- _TASK TO CARRY OUT_
Write each line out exactly, leaving none out.

- _EXERCISE INPUTS_
════════════════

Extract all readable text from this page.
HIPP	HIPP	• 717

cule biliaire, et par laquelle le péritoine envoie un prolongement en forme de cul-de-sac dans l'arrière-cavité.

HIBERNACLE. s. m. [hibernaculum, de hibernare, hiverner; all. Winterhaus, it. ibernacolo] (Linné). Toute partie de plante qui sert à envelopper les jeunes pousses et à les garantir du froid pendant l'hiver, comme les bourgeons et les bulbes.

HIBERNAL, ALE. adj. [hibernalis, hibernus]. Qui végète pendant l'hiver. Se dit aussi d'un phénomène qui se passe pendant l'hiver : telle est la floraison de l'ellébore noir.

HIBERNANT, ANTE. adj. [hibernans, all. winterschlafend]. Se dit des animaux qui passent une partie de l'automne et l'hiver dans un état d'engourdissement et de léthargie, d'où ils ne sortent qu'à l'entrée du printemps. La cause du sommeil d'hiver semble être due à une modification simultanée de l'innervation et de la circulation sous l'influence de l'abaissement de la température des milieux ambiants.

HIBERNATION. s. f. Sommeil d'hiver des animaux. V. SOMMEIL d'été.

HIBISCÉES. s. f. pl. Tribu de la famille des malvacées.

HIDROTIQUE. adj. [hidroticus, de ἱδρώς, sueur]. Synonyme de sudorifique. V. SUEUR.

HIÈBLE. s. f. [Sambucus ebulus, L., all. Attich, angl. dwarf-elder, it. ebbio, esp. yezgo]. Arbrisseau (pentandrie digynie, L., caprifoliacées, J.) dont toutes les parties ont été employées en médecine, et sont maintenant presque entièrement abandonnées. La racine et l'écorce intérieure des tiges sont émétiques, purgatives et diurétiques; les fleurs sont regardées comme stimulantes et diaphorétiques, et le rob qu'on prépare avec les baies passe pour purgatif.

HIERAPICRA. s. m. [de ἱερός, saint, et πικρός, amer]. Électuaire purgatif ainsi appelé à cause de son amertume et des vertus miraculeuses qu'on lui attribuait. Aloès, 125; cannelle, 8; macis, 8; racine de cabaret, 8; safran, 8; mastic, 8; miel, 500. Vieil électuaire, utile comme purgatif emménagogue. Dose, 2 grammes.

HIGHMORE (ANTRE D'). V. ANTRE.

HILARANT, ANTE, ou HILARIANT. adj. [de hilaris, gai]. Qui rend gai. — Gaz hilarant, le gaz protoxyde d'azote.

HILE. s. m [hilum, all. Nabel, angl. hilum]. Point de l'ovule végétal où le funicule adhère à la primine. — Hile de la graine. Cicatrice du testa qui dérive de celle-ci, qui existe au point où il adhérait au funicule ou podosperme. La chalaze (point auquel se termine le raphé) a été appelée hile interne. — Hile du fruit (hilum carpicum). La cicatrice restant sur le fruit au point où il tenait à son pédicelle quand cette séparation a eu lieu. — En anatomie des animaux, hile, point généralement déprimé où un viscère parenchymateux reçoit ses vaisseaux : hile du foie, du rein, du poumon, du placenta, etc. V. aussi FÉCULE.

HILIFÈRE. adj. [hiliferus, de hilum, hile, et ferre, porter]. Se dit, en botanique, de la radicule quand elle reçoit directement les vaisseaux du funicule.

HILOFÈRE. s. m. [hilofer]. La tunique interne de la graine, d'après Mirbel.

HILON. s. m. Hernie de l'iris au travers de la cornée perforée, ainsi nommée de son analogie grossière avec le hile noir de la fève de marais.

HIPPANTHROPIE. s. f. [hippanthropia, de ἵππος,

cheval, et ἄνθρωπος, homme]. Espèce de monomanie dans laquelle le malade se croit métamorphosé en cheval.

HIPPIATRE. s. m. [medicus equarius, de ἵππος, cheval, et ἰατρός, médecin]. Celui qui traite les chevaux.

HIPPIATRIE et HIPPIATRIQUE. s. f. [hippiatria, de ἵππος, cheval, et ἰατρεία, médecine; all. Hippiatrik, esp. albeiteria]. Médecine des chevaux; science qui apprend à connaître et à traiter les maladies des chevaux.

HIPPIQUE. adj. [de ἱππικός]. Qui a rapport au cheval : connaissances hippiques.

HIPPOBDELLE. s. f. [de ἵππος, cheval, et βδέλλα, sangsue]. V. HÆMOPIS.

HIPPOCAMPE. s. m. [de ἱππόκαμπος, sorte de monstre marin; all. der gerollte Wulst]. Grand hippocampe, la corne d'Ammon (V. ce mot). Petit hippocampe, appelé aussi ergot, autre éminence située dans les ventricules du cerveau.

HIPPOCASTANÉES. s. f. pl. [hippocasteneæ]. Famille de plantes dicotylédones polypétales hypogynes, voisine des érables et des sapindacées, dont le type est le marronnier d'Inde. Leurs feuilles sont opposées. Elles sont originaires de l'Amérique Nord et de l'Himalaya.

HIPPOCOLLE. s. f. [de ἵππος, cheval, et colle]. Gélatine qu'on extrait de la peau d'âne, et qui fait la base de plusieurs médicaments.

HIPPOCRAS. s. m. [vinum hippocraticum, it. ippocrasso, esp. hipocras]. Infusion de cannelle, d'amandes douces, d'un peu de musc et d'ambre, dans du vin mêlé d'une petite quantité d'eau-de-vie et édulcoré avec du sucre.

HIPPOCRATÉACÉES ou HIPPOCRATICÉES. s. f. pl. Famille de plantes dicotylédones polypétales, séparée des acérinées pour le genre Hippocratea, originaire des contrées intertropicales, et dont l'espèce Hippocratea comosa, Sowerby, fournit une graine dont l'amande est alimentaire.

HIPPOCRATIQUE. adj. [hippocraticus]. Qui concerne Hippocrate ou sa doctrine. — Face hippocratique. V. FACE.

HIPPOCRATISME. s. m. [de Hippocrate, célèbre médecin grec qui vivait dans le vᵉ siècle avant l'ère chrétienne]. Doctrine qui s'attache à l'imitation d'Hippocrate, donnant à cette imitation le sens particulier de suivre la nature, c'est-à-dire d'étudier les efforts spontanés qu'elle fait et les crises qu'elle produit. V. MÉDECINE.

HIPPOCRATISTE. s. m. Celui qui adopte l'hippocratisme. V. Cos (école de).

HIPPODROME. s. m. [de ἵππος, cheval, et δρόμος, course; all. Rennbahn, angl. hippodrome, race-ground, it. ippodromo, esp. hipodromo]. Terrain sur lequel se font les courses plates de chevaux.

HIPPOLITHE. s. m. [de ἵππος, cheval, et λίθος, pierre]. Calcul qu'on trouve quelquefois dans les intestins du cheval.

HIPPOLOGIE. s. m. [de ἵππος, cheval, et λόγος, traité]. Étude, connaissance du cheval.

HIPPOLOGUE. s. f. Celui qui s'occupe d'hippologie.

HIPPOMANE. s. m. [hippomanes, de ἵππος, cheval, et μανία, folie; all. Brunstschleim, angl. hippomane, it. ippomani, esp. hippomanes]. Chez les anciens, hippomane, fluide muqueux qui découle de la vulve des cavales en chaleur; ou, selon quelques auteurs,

════════════════

- _THE OUTPUT_
Extract all readable text from this page.
HIPP	HIPP	• 717

cule biliaire, et par laquelle le péritoine envoie un prolongement en forme de cul-de-sac dans l'arrière-cavité.

HIBERNACLE. s. m. [hibernaculum, de hibernare, hiverner; all. Winterhaus, it. ibernacolo] (Linné). Toute partie de plante qui sert à envelopper les jeunes pousses et à les garantir du froid pendant l'hiver, comme les bourgeons et les bulbes.

HIBERNAL, ALE. adj. [hibernalis, hibernus]. Qui végète pendant l'hiver. Se dit aussi d'un phénomène qui se passe pendant l'hiver : telle est la floraison de l'ellébore noir.

HIBERNANT, ANTE. adj. [hibernans, all. winterschlafend]. Se dit des animaux qui passent une partie de l'automne et l'hiver dans un état d'engourdissement et de léthargie, d'où ils ne sortent qu'à l'entrée du printemps. La cause du sommeil d'hiver semble être due à une modification simultanée de l'innervation et de la circulation sous l'influence de l'abaissement de la température des milieux ambiants.

HIBERNATION. s. f. Sommeil d'hiver des animaux. V. SOMMEIL d'été.

HIBISCÉES. s. f. pl. Tribu de la famille des malvacées.

HIDROTIQUE. adj. [hidroticus, de ἱδρώς, sueur]. Synonyme de sudorifique. V. SUEUR.

HIÈBLE. s. f. [Sambucus ebulus, L., all. Attich, angl. dwarf-elder, it. ebbio, esp. yezgo]. Arbrisseau (pentandrie digynie, L., caprifoliacées, J.) dont toutes les parties ont été employées en médecine, et sont maintenant presque entièrement abandonnées. La racine et l'écorce intérieure des tiges sont émétiques, purgatives et diurétiques; les fleurs sont regardées comme stimulantes et diaphorétiques, et le rob qu'on prépare avec les baies passe pour purgatif.

HIERAPICRA. s. m. [de ἱερός, saint, et πικρός, amer]. Électuaire purgatif ainsi appelé à cause de son amertume et des vertus miraculeuses qu'on lui attribuait. Aloès, 125; cannelle, 8; macis, 8; racine de cabaret, 8; safran, 8; mastic, 8; miel, 500. Vieil électuaire, utile comme purgatif emménagogue. Dose, 2 grammes.

HIGHMORE (ANTRE D'). V. ANTRE.

HILARANT, ANTE, ou HILARIANT. adj. [de hilaris, gai]. Qui rend gai. — Gaz hilarant, le gaz protoxyde d'azote.

HILE. s. m [hilum, all. Nabel, angl. hilum]. Point de l'ovule végétal où le funicule adhère à la primine. — Hile de la graine. Cicatrice du testa qui dérive de celle-ci, qui existe au point où il adhérait au funicule ou podosperme. La chalaze (point auquel se termine le raphé) a été appelée hile interne. — Hile du fruit (hilum carpicum). La cicatrice restant sur le fruit au point où il tenait à son pédicelle quand cette séparation a eu lieu. — En anatomie des animaux, hile, point généralement déprimé où un viscère parenchymateux reçoit ses vaisseaux : hile du foie, du rein, du poumon, du placenta, etc. V. aussi FÉCULE.

HILIFÈRE. adj. [hiliferus, de hilum, hile, et ferre, porter]. Se dit, en botanique, de la radicule quand elle reçoit directement les vaisseaux du funicule.

HILOFÈRE. s. m. [hilofer]. La tunique interne de la graine, d'après Mirbel.

HILON. s. m. Hernie de l'iris au travers de la cornée perforée, ainsi nommée de son analogie grossière avec le hile noir de la fève de marais.

HIPPANTHROPIE. s. f. [hippanthropia, de ἵππος,

cheval, et ἄνθρωπος, homme]. Espèce de monomanie dans laquelle le malade se croit métamorphosé en cheval.

HIPPIATRE. s. m. [medicus equarius, de ἵππος, cheval, et ἰατρός, médecin]. Celui qui traite les chevaux.

HIPPIATRIE et HIPPIATRIQUE. s. f. [hippiatria, de ἵππος, cheval, et ἰατρεία, médecine; all. Hippiatrik, esp. albeiteria]. Médecine des chevaux; science qui apprend à connaître et à traiter les maladies des chevaux.

HIPPIQUE. adj. [de ἱππικός]. Qui a rapport au cheval : connaissances hippiques.

HIPPOBDELLE. s. f. [de ἵππος, cheval, et βδέλλα, sangsue]. V. HÆMOPIS.

HIPPOCAMPE. s. m. [de ἱππόκαμπος, sorte de monstre marin; all. der gerollte Wulst]. Grand hippocampe, la corne d'Ammon (V. ce mot). Petit hippocampe, appelé aussi ergot, autre éminence située dans les ventricules du cerveau.

HIPPOCASTANÉES. s. f. pl. [hippocasteneæ]. Famille de plantes dicotylédones polypétales hypogynes, voisine des érables et des sapindacées, dont le type est le marronnier d'Inde. Leurs feuilles sont opposées. Elles sont originaires de l'Amérique Nord et de l'Himalaya.

HIPPOCOLLE. s. f. [de ἵππος, cheval, et colle]. Gélatine qu'on extrait de la peau d'âne, et qui fait la base de plusieurs médicaments.

HIPPOCRAS. s. m. [vinum hippocraticum, it. ippocrasso, esp. hipocras]. Infusion de cannelle, d'amandes douces, d'un peu de musc et d'ambre, dans du vin mêlé d'une petite quantité d'eau-de-vie et édulcoré avec du sucre.

HIPPOCRATÉACÉES ou HIPPOCRATICÉES. s. f. pl. Famille de plantes dicotylédones polypétales, séparée des acérinées pour le genre Hippocratea, originaire des contrées intertropicales, et dont l'espèce Hippocratea comosa, Sowerby, fournit une graine dont l'amande est alimentaire.

HIPPOCRATIQUE. adj. [hippocraticus]. Qui concerne Hippocrate ou sa doctrine. — Face hippocratique. V. FACE.

HIPPOCRATISME. s. m. [de Hippocrate, célèbre médecin grec qui vivait dans le vᵉ siècle avant l'ère chrétienne]. Doctrine qui s'attache à l'imitation d'Hippocrate, donnant à cette imitation le sens particulier de suivre la nature, c'est-à-dire d'étudier les efforts spontanés qu'elle fait et les crises qu'elle produit. V. MÉDECINE.

HIPPOCRATISTE. s. m. Celui qui adopte l'hippocratisme. V. Cos (école de).

HIPPODROME. s. m. [de ἵππος, cheval, et δρόμος, course; all. Rennbahn, angl. hippodrome, race-ground, it. ippodromo, esp. hipodromo]. Terrain sur lequel se font les courses plates de chevaux.

HIPPOLITHE. s. m. [de ἵππος, cheval, et λίθος, pierre]. Calcul qu'on trouve quelquefois dans les intestins du cheval.

HIPPOLOGIE. s. m. [de ἵππος, cheval, et λόγος, traité]. Étude, connaissance du cheval.

HIPPOLOGUE. s. f. Celui qui s'occupe d'hippologie.

HIPPOMANE. s. m. [hippomanes, de ἵππος, cheval, et μανία, folie; all. Brunstschleim, angl. hippomane, it. ippomani, esp. hippomanes]. Chez les anciens, hippomane, fluide muqueux qui découle de la vulve des cavales en chaleur; ou, selon quelques auteurs,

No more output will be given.